━━━━━ Data lines ━━━━━

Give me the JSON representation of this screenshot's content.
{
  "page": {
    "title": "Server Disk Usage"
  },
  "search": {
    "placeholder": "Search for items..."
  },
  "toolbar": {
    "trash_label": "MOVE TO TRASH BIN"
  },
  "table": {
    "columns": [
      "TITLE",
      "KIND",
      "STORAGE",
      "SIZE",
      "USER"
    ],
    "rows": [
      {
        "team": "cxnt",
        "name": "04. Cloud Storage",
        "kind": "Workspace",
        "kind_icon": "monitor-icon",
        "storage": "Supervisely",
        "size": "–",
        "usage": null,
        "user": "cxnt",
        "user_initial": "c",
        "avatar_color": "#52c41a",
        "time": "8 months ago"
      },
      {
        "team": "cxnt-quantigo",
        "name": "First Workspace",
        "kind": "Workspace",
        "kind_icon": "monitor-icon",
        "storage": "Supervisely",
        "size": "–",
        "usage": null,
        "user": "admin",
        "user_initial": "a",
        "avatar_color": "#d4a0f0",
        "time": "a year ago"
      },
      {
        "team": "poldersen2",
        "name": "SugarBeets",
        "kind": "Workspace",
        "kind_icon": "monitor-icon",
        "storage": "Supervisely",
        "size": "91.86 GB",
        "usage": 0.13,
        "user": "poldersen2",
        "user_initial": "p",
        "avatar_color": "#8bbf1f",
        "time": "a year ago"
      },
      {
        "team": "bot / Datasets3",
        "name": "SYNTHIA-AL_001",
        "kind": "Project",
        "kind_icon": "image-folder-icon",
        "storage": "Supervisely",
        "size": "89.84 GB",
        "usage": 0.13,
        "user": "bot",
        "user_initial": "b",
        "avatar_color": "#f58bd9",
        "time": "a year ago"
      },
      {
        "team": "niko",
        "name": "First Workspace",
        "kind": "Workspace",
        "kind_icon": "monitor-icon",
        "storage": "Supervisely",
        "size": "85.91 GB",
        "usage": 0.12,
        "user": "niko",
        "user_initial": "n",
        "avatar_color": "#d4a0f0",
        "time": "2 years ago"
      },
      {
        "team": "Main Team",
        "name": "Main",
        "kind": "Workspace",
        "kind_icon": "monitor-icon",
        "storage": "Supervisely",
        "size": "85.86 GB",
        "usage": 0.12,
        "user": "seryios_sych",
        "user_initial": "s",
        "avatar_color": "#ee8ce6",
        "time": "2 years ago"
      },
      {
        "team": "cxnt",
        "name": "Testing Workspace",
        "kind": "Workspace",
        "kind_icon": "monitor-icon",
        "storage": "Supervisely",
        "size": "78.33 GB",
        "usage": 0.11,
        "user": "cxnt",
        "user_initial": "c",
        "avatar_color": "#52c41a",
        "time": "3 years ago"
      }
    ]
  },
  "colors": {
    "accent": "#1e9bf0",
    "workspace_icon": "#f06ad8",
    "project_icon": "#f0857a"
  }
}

━━━━━

→ **Given exercise**
Track down every line of the material containing the string "name", and copy it.

→ **Solution**
        "name": "04. Cloud Storage",
        "name": "First Workspace",
        "name": "SugarBeets",
        "name": "SYNTHIA-AL_001",
        "name": "First Workspace",
        "name": "Main",
        "name": "Testing Workspace",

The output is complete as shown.